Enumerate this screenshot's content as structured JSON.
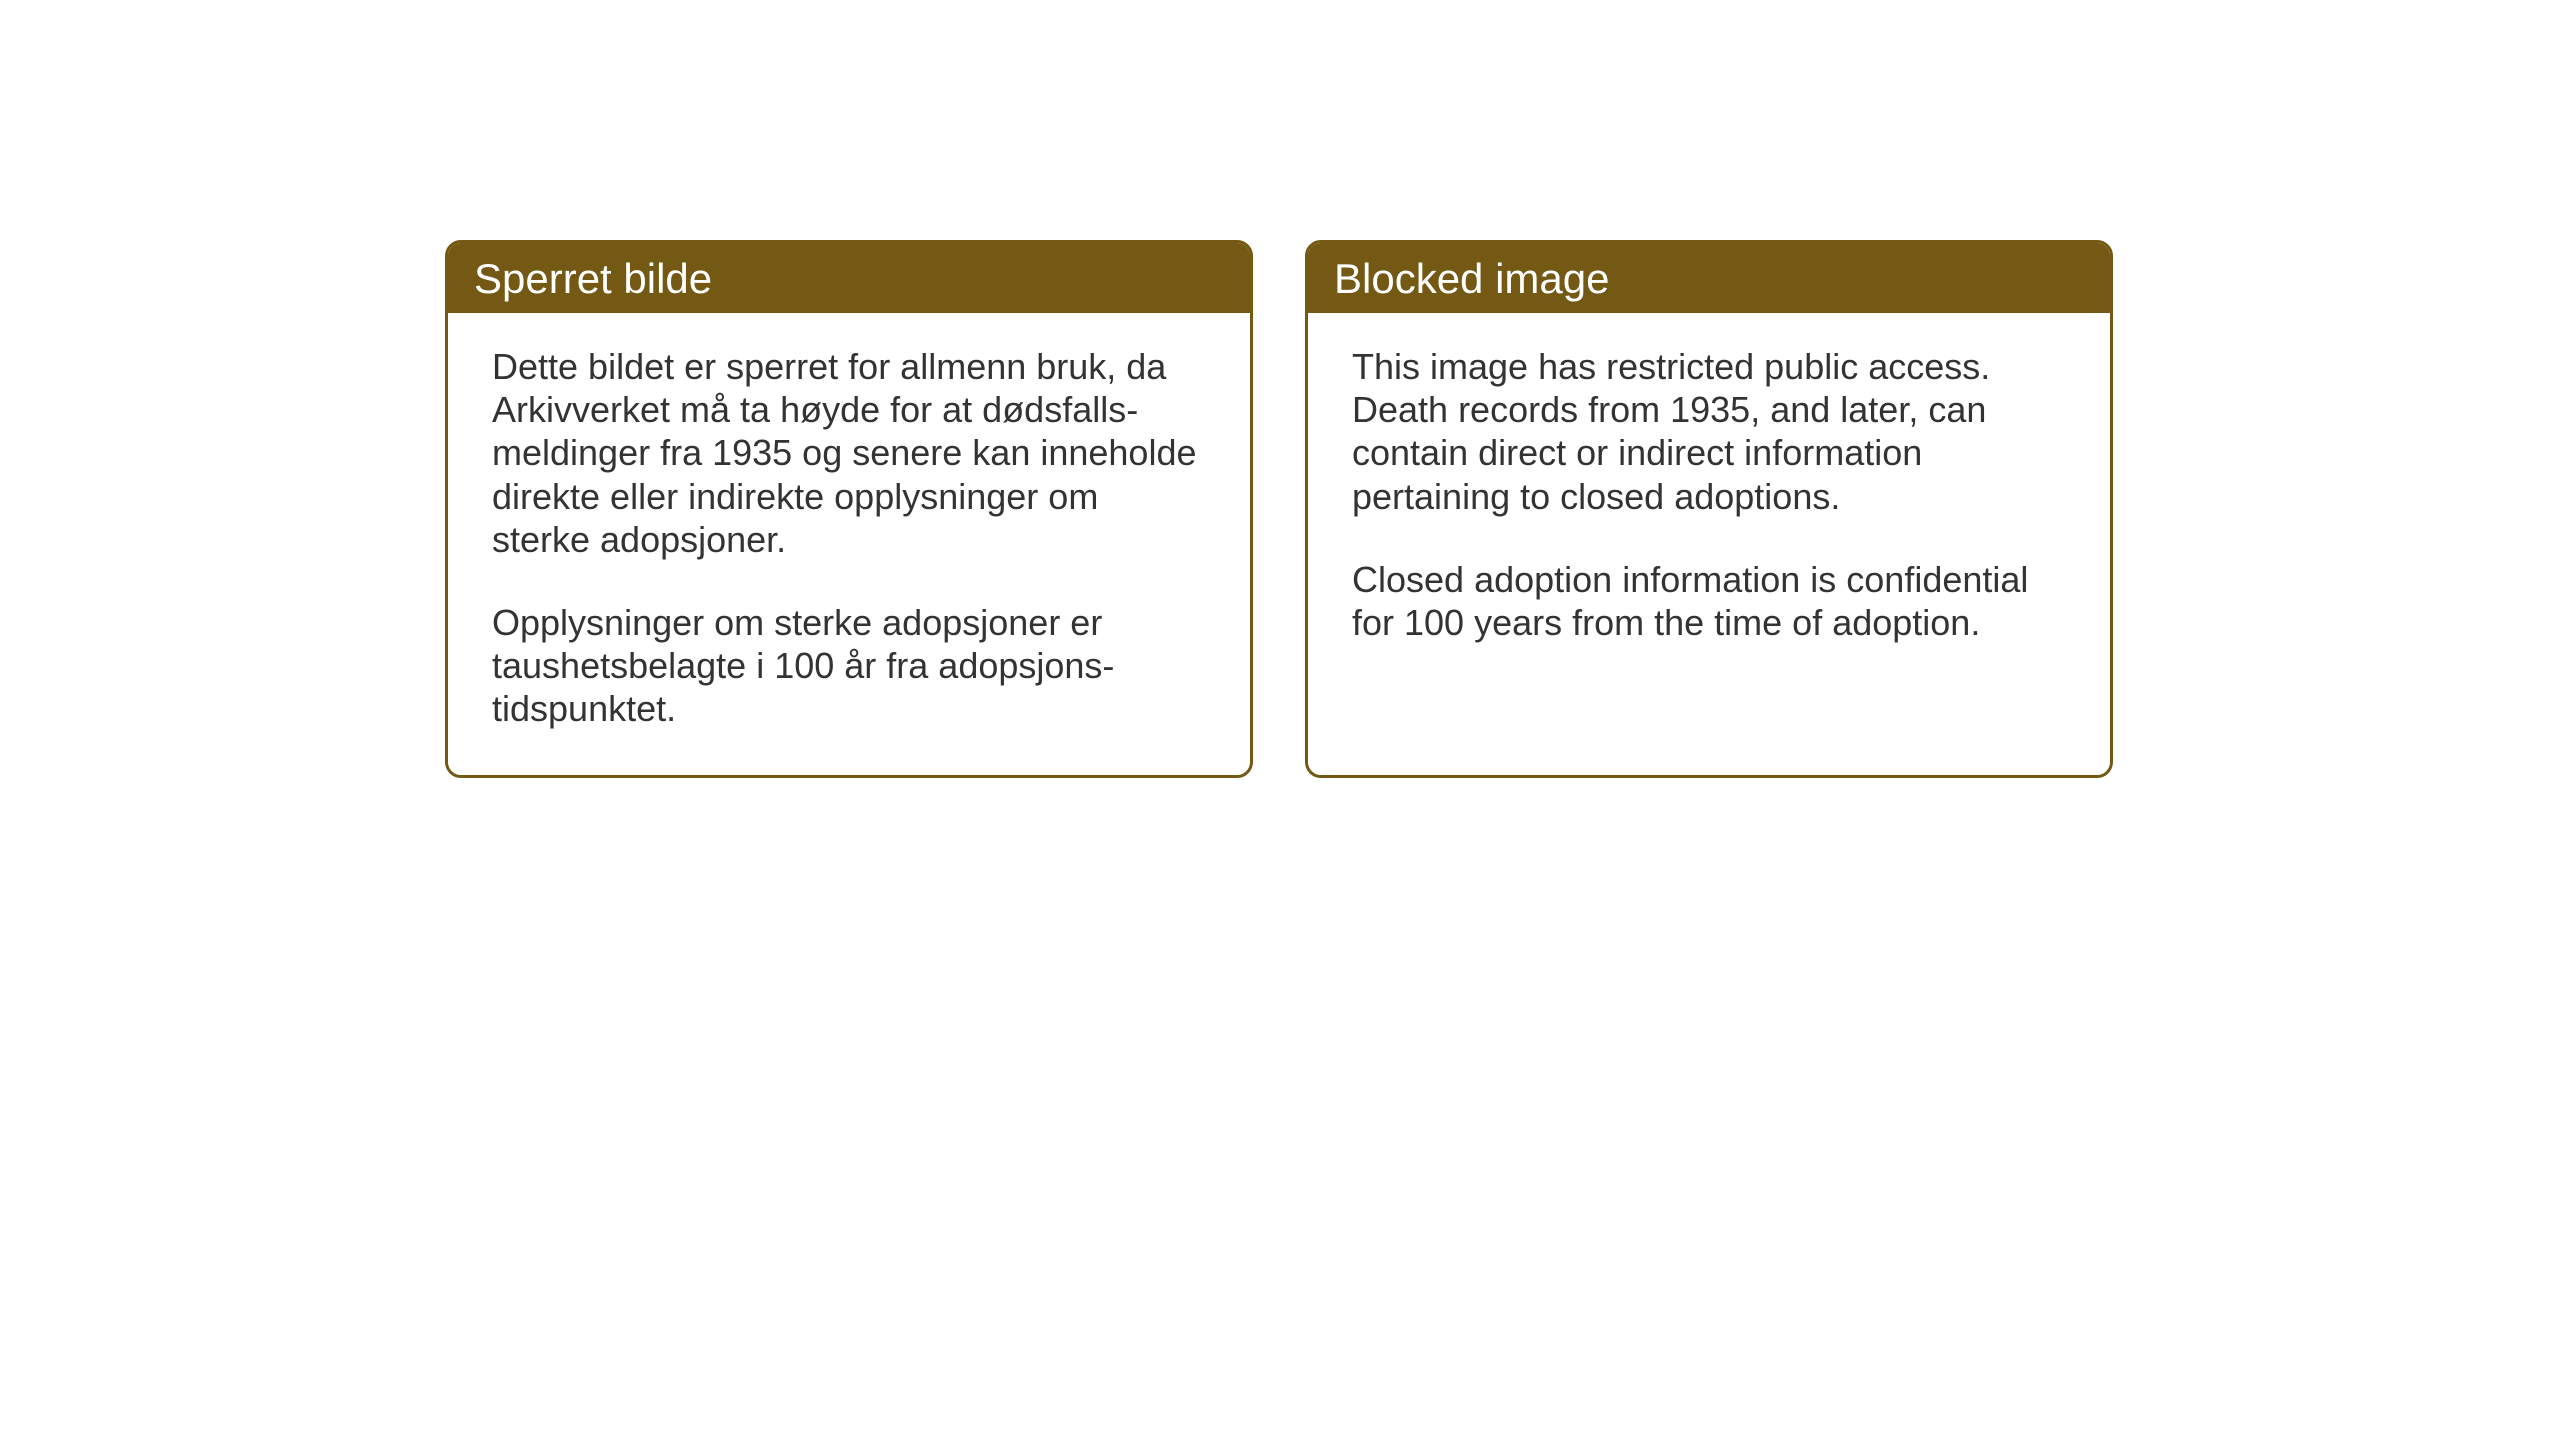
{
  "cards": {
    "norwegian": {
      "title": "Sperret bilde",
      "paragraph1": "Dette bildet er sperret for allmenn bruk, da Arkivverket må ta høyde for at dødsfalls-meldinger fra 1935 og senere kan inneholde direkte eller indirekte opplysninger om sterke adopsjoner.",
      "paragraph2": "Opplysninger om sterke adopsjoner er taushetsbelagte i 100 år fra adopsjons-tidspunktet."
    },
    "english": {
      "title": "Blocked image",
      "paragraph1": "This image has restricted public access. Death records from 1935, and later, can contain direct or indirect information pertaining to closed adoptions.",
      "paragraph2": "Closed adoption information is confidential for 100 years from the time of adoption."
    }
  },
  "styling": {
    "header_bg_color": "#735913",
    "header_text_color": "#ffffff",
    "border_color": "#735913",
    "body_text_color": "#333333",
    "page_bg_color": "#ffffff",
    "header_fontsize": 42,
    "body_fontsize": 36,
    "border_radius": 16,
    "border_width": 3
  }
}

| WHAT TO WORK ON |
State how many lines include the string "sterke", and nothing more.

| EXERCISE OUTPUT |
2